> _GOAL_: List all lines of the data that include the string "title".

+++ RECORDED INFORMATION +++

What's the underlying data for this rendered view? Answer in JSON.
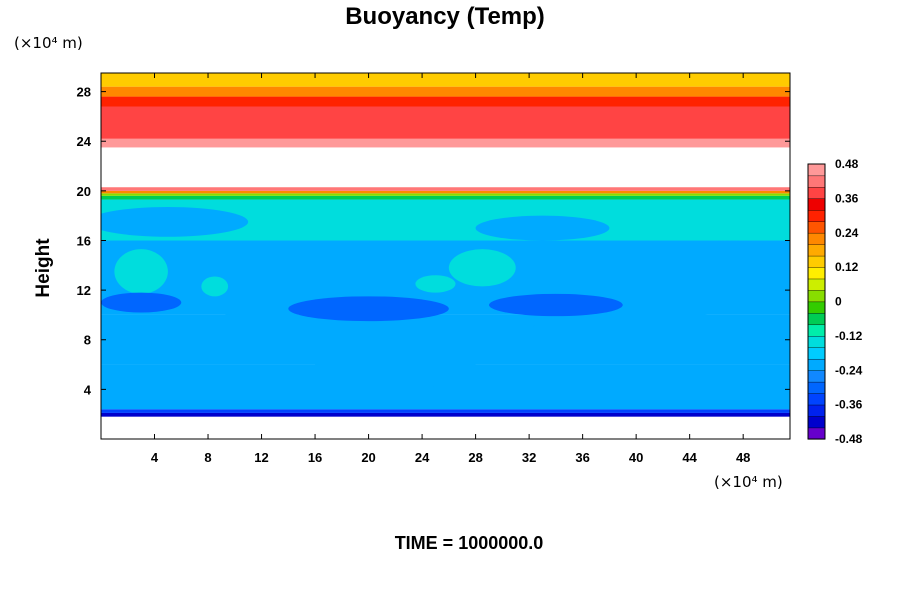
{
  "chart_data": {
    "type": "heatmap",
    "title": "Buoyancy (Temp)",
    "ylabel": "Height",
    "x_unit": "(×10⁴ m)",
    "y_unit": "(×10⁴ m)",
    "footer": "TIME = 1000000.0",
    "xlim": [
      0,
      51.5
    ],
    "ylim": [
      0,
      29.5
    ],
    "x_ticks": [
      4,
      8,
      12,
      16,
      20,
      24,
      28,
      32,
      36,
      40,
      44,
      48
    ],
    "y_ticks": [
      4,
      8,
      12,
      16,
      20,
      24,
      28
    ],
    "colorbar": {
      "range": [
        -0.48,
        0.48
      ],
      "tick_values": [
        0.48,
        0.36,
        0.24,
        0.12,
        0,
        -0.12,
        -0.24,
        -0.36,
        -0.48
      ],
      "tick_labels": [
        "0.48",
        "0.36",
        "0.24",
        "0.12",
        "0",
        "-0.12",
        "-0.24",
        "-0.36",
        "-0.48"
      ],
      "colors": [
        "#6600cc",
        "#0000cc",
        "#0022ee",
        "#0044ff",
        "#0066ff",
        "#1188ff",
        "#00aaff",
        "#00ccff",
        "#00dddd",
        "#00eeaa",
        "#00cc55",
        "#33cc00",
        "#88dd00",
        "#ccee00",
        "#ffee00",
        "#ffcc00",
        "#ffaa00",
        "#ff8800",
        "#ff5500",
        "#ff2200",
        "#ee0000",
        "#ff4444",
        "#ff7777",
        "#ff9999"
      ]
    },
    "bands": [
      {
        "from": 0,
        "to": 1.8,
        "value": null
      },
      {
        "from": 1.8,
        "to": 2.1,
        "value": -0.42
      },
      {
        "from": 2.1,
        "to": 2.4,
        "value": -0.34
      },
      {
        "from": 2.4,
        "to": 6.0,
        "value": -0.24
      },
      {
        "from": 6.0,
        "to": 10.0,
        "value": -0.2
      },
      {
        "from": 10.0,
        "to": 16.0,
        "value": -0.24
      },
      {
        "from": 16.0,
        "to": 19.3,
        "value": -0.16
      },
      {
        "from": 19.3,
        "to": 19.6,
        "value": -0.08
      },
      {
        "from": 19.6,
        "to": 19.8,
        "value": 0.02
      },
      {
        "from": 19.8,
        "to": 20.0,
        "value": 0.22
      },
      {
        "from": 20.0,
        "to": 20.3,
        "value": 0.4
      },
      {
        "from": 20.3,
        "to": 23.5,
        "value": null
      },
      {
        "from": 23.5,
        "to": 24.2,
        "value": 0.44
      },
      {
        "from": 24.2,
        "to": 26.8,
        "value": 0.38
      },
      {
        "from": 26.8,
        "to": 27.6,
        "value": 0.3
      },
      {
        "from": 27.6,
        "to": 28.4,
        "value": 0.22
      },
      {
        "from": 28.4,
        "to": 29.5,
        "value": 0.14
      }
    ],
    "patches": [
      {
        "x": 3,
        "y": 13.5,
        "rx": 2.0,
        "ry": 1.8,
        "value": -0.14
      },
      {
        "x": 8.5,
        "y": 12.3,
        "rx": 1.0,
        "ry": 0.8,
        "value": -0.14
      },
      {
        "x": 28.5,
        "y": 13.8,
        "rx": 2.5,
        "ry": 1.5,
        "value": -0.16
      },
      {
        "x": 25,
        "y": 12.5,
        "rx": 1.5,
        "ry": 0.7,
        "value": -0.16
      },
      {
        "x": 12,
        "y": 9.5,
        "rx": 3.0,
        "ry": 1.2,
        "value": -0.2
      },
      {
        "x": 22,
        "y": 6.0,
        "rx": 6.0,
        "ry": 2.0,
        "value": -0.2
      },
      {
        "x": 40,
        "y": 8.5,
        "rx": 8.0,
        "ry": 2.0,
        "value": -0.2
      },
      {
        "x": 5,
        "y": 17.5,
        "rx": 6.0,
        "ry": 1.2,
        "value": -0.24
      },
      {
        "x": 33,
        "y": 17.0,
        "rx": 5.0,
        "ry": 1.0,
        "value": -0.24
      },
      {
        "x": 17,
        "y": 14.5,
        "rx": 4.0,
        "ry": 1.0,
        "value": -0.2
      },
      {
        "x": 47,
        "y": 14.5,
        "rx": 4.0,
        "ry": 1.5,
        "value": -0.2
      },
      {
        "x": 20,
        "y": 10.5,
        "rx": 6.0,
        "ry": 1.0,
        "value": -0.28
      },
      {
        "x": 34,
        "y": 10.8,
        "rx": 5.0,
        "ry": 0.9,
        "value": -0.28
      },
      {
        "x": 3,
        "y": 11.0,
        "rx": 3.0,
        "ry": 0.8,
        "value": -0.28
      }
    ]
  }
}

+++
+++ RECORDED INFORMATION +++

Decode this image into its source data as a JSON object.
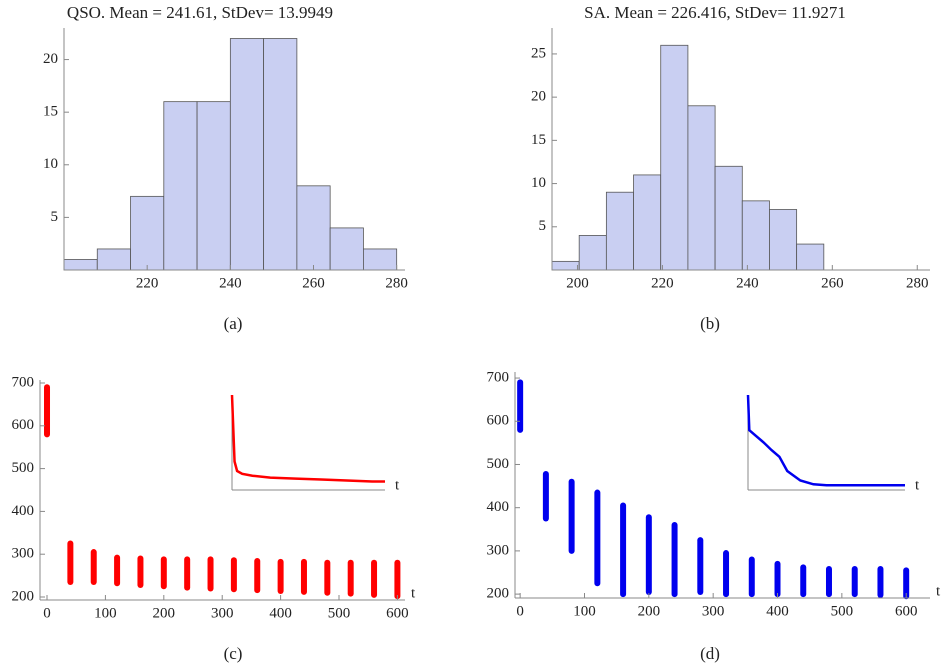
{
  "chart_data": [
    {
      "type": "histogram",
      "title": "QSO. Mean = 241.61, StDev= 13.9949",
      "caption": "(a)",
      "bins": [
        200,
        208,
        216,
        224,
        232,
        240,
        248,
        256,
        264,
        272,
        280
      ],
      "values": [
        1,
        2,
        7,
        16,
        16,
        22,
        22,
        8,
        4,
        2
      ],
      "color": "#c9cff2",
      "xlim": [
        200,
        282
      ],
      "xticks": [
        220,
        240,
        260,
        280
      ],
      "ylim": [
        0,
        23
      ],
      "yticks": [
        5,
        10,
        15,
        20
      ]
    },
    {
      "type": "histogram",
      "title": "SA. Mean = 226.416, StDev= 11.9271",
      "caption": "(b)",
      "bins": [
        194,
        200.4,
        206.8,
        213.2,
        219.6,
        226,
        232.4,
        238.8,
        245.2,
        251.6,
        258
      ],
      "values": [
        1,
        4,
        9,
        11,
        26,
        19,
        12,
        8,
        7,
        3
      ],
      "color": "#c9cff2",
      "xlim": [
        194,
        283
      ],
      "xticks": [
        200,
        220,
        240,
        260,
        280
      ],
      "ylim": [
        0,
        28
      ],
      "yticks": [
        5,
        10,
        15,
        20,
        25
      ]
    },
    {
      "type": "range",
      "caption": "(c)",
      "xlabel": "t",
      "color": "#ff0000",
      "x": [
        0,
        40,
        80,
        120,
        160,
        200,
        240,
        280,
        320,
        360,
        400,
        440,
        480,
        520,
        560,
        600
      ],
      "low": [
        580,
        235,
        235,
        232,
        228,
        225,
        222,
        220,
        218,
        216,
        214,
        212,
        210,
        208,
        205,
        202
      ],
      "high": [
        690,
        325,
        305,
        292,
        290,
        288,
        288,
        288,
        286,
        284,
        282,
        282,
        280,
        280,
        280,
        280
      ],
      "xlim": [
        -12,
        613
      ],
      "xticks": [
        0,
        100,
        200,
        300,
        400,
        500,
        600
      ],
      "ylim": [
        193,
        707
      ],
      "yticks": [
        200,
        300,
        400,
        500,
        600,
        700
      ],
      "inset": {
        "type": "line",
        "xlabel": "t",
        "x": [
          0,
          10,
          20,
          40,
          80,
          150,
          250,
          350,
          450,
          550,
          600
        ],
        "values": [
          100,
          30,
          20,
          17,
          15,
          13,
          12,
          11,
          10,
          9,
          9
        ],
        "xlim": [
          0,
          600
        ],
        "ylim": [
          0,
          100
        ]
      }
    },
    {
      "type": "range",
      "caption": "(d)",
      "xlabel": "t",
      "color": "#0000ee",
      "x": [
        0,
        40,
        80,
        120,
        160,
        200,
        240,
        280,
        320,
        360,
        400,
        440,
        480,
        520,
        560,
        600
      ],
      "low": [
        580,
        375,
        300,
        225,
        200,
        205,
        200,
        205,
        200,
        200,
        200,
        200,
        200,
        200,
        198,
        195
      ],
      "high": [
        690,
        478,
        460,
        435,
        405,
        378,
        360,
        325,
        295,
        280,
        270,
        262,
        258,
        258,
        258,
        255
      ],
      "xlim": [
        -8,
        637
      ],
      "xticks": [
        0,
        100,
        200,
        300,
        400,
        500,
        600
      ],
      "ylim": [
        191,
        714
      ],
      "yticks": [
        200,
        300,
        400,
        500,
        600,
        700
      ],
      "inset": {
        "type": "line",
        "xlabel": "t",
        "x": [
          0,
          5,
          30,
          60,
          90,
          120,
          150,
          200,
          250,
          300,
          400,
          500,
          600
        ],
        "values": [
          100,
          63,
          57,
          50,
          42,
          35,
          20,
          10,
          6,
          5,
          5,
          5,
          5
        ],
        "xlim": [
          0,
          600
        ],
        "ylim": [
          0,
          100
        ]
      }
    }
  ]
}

+++

> _RESULT OF THIS EXERCISE_:
    "title": "Buoyancy (Temp)",
      "title": "QSO. Mean = 241.61, StDev= 13.9949",
      "title": "SA. Mean = 226.416, StDev= 11.9271",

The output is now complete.